In the entries below, find the line containing "Convert this chart". Copy it and all lines after it, exactly, through the end.

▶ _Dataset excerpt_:
** Begin **
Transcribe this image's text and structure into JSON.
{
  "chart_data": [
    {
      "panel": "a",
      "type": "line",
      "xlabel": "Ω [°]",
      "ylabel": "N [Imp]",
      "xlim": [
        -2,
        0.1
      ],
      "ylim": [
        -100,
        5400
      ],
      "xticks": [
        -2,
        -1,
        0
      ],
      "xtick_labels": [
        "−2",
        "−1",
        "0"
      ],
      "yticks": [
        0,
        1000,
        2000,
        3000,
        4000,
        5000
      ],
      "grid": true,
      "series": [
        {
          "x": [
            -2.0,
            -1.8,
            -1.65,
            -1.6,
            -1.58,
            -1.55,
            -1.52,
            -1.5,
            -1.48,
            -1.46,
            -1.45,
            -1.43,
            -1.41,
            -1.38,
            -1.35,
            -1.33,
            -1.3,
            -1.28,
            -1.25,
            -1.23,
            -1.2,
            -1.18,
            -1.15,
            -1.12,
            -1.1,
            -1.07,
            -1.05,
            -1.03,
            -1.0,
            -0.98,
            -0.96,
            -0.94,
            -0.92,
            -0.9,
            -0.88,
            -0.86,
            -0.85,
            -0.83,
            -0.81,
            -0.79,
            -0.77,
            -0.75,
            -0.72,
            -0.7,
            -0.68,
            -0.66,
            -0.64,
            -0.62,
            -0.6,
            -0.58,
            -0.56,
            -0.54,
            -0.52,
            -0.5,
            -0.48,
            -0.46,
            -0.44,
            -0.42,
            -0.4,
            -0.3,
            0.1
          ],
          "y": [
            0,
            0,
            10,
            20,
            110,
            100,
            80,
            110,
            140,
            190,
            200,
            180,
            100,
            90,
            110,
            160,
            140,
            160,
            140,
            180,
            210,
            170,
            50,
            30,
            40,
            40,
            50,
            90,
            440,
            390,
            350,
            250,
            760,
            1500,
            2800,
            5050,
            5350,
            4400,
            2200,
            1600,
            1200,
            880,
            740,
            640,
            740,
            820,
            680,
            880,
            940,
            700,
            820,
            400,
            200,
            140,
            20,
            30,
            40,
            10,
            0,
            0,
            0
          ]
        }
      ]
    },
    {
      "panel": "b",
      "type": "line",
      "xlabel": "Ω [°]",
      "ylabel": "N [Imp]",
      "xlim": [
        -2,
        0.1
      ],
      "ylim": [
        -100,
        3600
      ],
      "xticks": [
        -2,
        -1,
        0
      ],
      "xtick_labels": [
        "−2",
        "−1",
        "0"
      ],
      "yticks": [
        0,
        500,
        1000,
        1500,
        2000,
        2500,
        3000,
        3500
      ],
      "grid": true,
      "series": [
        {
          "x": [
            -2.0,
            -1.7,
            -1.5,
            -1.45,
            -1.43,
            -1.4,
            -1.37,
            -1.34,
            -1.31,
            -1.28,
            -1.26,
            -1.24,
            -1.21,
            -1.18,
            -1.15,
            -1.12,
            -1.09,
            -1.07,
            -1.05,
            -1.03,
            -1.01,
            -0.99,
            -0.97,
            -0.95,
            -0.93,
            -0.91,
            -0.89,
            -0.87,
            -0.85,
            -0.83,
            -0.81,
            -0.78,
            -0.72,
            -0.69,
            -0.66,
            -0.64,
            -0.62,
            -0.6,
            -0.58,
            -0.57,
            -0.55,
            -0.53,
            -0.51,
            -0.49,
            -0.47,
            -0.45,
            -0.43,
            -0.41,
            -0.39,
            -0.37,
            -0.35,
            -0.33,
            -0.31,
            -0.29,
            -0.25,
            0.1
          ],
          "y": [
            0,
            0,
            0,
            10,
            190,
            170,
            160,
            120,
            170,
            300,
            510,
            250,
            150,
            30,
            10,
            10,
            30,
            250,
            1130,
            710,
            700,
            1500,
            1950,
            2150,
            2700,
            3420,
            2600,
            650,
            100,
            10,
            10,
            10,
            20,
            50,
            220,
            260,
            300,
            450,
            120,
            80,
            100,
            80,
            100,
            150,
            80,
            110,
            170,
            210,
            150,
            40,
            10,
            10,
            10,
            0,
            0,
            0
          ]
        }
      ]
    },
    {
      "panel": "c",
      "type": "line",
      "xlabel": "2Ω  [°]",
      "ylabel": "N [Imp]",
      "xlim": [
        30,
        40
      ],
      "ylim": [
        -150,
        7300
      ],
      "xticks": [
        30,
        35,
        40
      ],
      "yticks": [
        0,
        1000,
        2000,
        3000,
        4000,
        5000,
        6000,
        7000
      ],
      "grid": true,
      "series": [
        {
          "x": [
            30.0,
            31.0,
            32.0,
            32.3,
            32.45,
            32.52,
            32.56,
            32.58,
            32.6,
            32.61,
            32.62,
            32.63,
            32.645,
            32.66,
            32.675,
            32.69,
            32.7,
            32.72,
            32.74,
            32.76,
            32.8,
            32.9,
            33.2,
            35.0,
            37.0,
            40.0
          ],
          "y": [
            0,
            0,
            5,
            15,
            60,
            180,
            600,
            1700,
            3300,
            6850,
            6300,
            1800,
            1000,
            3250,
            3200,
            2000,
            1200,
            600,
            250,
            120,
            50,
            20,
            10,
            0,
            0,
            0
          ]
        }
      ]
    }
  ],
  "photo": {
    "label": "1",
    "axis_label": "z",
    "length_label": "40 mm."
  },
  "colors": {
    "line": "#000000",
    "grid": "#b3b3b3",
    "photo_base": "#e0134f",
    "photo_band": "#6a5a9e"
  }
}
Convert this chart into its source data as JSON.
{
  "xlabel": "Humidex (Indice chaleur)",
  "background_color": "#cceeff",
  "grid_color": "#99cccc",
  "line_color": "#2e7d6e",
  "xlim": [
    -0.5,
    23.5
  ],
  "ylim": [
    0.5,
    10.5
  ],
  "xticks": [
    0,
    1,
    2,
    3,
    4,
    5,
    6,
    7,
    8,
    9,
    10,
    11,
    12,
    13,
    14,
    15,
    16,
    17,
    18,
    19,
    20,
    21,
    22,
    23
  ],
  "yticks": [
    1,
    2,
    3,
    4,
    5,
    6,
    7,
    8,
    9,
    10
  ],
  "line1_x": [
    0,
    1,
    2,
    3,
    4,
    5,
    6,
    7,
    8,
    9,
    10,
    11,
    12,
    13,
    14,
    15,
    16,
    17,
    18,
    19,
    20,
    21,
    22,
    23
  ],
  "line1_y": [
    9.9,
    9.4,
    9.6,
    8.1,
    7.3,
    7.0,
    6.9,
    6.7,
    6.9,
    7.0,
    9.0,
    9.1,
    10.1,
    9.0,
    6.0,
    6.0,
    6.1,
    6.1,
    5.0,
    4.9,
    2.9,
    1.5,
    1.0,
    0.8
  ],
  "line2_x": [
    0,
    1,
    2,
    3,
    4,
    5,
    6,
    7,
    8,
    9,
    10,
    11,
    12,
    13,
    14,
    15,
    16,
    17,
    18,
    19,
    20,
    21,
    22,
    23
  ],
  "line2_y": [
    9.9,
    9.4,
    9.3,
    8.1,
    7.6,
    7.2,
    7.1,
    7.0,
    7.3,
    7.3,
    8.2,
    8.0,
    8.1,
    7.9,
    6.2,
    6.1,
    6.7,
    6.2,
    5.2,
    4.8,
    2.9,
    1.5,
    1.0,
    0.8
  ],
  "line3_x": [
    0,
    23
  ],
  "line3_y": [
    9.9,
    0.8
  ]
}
** End **
▶ _RESPONSE_:
Convert this chart into its source data as JSON.
{
  "xlabel": "Humidex (Indice chaleur)",
  "background_color": "#cceeff",
  "grid_color": "#99cccc",
  "line_color": "#2e7d6e",
  "xlim": [
    -0.5,
    23.5
  ],
  "ylim": [
    0.5,
    10.5
  ],
  "xticks": [
    0,
    1,
    2,
    3,
    4,
    5,
    6,
    7,
    8,
    9,
    10,
    11,
    12,
    13,
    14,
    15,
    16,
    17,
    18,
    19,
    20,
    21,
    22,
    23
  ],
  "yticks": [
    1,
    2,
    3,
    4,
    5,
    6,
    7,
    8,
    9,
    10
  ],
  "line1_x": [
    0,
    1,
    2,
    3,
    4,
    5,
    6,
    7,
    8,
    9,
    10,
    11,
    12,
    13,
    14,
    15,
    16,
    17,
    18,
    19,
    20,
    21,
    22,
    23
  ],
  "line1_y": [
    9.9,
    9.4,
    9.6,
    8.1,
    7.3,
    7.0,
    6.9,
    6.7,
    6.9,
    7.0,
    9.0,
    9.1,
    10.1,
    9.0,
    6.0,
    6.0,
    6.1,
    6.1,
    5.0,
    4.9,
    2.9,
    1.5,
    1.0,
    0.8
  ],
  "line2_x": [
    0,
    1,
    2,
    3,
    4,
    5,
    6,
    7,
    8,
    9,
    10,
    11,
    12,
    13,
    14,
    15,
    16,
    17,
    18,
    19,
    20,
    21,
    22,
    23
  ],
  "line2_y": [
    9.9,
    9.4,
    9.3,
    8.1,
    7.6,
    7.2,
    7.1,
    7.0,
    7.3,
    7.3,
    8.2,
    8.0,
    8.1,
    7.9,
    6.2,
    6.1,
    6.7,
    6.2,
    5.2,
    4.8,
    2.9,
    1.5,
    1.0,
    0.8
  ],
  "line3_x": [
    0,
    23
  ],
  "line3_y": [
    9.9,
    0.8
  ]
}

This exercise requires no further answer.